[Exercise description] Return all lines in the material below that contain "попечения".

--- BEGIN ---

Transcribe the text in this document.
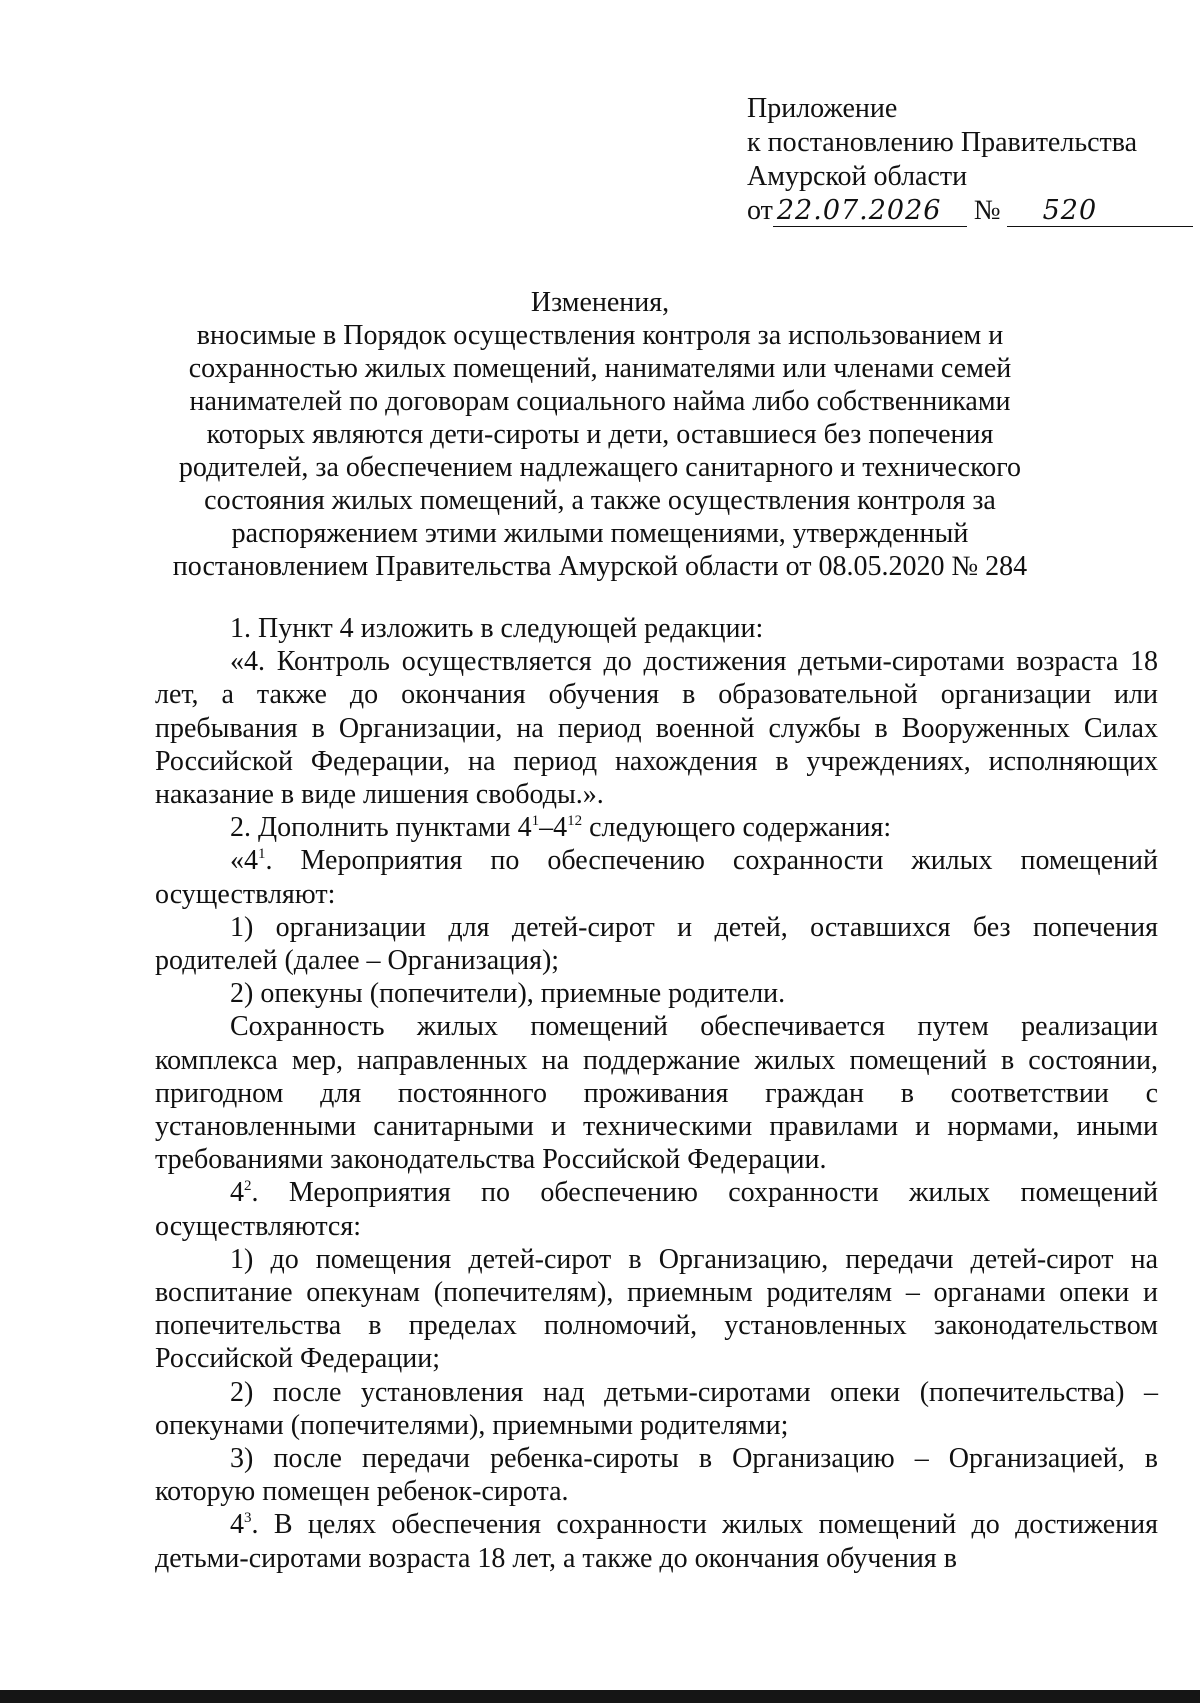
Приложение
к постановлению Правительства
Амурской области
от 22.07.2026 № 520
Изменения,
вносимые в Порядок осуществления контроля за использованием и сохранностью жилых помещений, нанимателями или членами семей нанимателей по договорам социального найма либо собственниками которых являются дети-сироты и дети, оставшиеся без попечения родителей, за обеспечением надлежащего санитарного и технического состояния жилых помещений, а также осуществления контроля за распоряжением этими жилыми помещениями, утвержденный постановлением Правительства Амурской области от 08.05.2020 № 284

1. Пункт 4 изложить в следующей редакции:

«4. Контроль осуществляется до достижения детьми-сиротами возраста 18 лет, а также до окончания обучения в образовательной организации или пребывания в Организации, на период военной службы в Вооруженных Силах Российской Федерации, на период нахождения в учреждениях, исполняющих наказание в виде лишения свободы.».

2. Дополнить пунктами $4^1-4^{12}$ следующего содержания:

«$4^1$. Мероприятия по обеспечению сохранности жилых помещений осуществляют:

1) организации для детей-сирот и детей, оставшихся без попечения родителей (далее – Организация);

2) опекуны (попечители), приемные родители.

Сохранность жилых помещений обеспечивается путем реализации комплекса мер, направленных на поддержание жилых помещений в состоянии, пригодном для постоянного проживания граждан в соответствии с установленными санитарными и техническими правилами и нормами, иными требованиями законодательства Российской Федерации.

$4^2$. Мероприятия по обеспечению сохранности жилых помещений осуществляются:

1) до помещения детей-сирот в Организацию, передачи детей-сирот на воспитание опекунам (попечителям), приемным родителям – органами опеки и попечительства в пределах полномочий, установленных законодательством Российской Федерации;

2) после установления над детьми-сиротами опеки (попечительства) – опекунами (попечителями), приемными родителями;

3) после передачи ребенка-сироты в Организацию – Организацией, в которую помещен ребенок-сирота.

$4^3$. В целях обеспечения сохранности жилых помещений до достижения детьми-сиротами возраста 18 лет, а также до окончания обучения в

--- END ---
--- BEGIN ---

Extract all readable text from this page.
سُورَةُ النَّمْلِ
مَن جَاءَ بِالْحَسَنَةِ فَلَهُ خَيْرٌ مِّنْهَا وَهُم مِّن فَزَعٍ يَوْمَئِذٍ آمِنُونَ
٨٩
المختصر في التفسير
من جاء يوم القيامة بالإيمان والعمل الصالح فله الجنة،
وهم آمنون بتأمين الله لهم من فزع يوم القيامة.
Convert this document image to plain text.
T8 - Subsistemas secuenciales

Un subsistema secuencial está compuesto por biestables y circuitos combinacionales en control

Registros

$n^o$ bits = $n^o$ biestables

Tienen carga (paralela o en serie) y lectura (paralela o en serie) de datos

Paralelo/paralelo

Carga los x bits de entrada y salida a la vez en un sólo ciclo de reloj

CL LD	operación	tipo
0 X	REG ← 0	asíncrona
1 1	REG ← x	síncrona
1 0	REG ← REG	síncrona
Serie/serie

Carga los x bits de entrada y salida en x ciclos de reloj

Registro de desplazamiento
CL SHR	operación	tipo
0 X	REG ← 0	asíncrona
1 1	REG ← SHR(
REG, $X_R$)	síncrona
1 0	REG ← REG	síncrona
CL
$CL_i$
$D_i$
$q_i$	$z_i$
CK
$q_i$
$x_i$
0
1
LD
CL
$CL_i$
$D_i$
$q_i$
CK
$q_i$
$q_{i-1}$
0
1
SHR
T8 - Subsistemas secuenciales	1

--- END ---
--- BEGIN ---

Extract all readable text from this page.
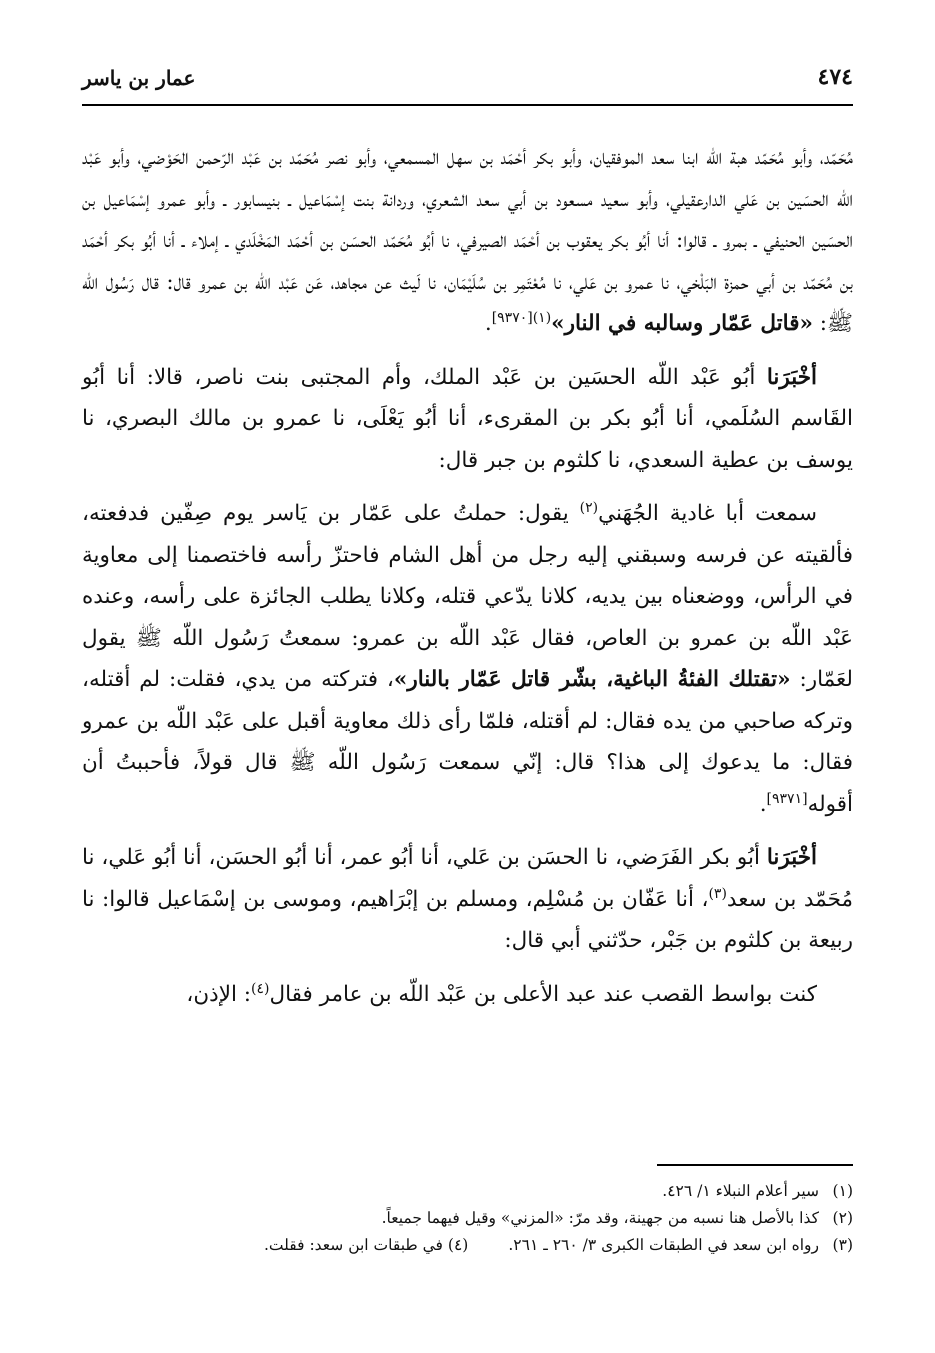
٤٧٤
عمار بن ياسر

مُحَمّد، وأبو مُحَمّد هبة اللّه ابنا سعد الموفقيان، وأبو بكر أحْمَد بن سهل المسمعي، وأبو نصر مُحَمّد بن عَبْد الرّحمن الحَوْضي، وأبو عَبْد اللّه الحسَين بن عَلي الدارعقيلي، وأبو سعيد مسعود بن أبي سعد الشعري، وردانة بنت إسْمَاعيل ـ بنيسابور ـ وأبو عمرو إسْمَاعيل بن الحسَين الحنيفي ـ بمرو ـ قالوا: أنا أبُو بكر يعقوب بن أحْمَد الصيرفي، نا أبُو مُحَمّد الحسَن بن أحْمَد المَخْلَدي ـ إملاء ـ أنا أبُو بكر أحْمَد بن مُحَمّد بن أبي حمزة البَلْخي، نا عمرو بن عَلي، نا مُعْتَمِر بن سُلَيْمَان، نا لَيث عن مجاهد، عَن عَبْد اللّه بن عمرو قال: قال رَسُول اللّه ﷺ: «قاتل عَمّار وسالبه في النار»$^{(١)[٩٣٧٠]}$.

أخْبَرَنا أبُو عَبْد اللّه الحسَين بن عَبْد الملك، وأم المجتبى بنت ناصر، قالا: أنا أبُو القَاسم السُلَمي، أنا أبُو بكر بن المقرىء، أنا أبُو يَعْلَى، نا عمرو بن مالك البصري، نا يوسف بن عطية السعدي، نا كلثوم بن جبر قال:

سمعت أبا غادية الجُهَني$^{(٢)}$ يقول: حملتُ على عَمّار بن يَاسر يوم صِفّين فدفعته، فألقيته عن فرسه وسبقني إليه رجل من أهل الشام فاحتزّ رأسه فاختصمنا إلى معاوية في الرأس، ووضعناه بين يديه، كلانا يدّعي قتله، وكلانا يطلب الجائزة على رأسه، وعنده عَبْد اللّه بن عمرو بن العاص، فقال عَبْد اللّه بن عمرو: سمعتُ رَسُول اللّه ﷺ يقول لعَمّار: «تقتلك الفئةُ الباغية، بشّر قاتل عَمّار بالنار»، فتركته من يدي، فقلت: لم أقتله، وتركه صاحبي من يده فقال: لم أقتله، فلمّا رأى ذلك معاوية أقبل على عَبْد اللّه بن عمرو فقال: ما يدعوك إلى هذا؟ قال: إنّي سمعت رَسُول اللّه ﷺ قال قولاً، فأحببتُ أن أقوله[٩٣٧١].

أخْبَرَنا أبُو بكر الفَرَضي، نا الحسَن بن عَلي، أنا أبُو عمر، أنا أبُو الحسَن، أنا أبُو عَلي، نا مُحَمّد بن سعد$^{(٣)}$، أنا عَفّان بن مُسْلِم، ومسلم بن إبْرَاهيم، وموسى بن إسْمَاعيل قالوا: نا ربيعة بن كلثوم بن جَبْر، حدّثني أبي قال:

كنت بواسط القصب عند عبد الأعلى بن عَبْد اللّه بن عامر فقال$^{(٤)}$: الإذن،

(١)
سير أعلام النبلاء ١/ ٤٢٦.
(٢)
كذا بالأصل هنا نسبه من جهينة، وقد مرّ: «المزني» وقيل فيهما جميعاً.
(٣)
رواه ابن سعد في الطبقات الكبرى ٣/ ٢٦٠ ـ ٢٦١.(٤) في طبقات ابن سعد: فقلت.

--- END ---

[Exercise answer]
вносимые в Порядок осуществления контроля за использованием и сохранностью жилых помещений, нанимателями или членами семей нанимателей по договорам социального найма либо собственниками которых являются дети-сироты и дети, оставшиеся без попечения родителей, за обеспечением надлежащего санитарного и технического состояния жилых помещений, а также осуществления контроля за распоряжением этими жилыми помещениями, утвержденный постановлением Правительства Амурской области от 08.05.2020 № 284
1) организации для детей-сирот и детей, оставшихся без попечения родителей (далее – Организация);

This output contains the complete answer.